The data:
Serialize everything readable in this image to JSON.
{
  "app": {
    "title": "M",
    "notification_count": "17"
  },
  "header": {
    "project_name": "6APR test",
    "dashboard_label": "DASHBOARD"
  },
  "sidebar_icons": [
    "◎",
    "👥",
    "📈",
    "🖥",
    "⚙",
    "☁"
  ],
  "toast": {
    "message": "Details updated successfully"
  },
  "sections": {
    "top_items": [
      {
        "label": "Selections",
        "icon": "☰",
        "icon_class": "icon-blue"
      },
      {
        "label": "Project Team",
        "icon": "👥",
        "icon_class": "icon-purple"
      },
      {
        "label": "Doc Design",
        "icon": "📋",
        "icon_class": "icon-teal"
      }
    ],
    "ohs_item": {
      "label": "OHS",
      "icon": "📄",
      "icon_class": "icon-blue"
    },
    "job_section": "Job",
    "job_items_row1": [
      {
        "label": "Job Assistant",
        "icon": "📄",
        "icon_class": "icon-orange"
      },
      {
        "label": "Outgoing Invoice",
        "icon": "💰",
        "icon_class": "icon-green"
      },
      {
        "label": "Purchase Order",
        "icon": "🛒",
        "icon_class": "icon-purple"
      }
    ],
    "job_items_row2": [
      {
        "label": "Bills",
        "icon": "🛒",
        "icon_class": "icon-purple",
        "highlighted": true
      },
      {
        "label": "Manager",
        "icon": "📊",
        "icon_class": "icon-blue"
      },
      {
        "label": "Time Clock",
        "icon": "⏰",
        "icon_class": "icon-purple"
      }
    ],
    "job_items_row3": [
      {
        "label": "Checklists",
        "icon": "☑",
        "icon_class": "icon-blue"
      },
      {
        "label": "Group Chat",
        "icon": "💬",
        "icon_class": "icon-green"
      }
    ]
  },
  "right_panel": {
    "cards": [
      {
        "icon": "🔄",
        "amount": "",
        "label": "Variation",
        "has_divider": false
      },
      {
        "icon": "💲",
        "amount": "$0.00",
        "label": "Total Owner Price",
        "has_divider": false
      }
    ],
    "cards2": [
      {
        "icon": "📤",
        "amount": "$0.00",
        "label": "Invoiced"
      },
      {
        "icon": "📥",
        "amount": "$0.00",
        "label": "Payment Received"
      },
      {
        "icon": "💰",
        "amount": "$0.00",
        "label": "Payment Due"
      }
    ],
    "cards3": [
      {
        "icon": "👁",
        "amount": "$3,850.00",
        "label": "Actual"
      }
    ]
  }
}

Written request: Take the lines above and retype all of them exactly.

Exercise output:
Serialize everything readable in this image to JSON.
{
  "app": {
    "title": "M",
    "notification_count": "17"
  },
  "header": {
    "project_name": "6APR test",
    "dashboard_label": "DASHBOARD"
  },
  "sidebar_icons": [
    "◎",
    "👥",
    "📈",
    "🖥",
    "⚙",
    "☁"
  ],
  "toast": {
    "message": "Details updated successfully"
  },
  "sections": {
    "top_items": [
      {
        "label": "Selections",
        "icon": "☰",
        "icon_class": "icon-blue"
      },
      {
        "label": "Project Team",
        "icon": "👥",
        "icon_class": "icon-purple"
      },
      {
        "label": "Doc Design",
        "icon": "📋",
        "icon_class": "icon-teal"
      }
    ],
    "ohs_item": {
      "label": "OHS",
      "icon": "📄",
      "icon_class": "icon-blue"
    },
    "job_section": "Job",
    "job_items_row1": [
      {
        "label": "Job Assistant",
        "icon": "📄",
        "icon_class": "icon-orange"
      },
      {
        "label": "Outgoing Invoice",
        "icon": "💰",
        "icon_class": "icon-green"
      },
      {
        "label": "Purchase Order",
        "icon": "🛒",
        "icon_class": "icon-purple"
      }
    ],
    "job_items_row2": [
      {
        "label": "Bills",
        "icon": "🛒",
        "icon_class": "icon-purple",
        "highlighted": true
      },
      {
        "label": "Manager",
        "icon": "📊",
        "icon_class": "icon-blue"
      },
      {
        "label": "Time Clock",
        "icon": "⏰",
        "icon_class": "icon-purple"
      }
    ],
    "job_items_row3": [
      {
        "label": "Checklists",
        "icon": "☑",
        "icon_class": "icon-blue"
      },
      {
        "label": "Group Chat",
        "icon": "💬",
        "icon_class": "icon-green"
      }
    ]
  },
  "right_panel": {
    "cards": [
      {
        "icon": "🔄",
        "amount": "",
        "label": "Variation",
        "has_divider": false
      },
      {
        "icon": "💲",
        "amount": "$0.00",
        "label": "Total Owner Price",
        "has_divider": false
      }
    ],
    "cards2": [
      {
        "icon": "📤",
        "amount": "$0.00",
        "label": "Invoiced"
      },
      {
        "icon": "📥",
        "amount": "$0.00",
        "label": "Payment Received"
      },
      {
        "icon": "💰",
        "amount": "$0.00",
        "label": "Payment Due"
      }
    ],
    "cards3": [
      {
        "icon": "👁",
        "amount": "$3,850.00",
        "label": "Actual"
      }
    ]
  }
}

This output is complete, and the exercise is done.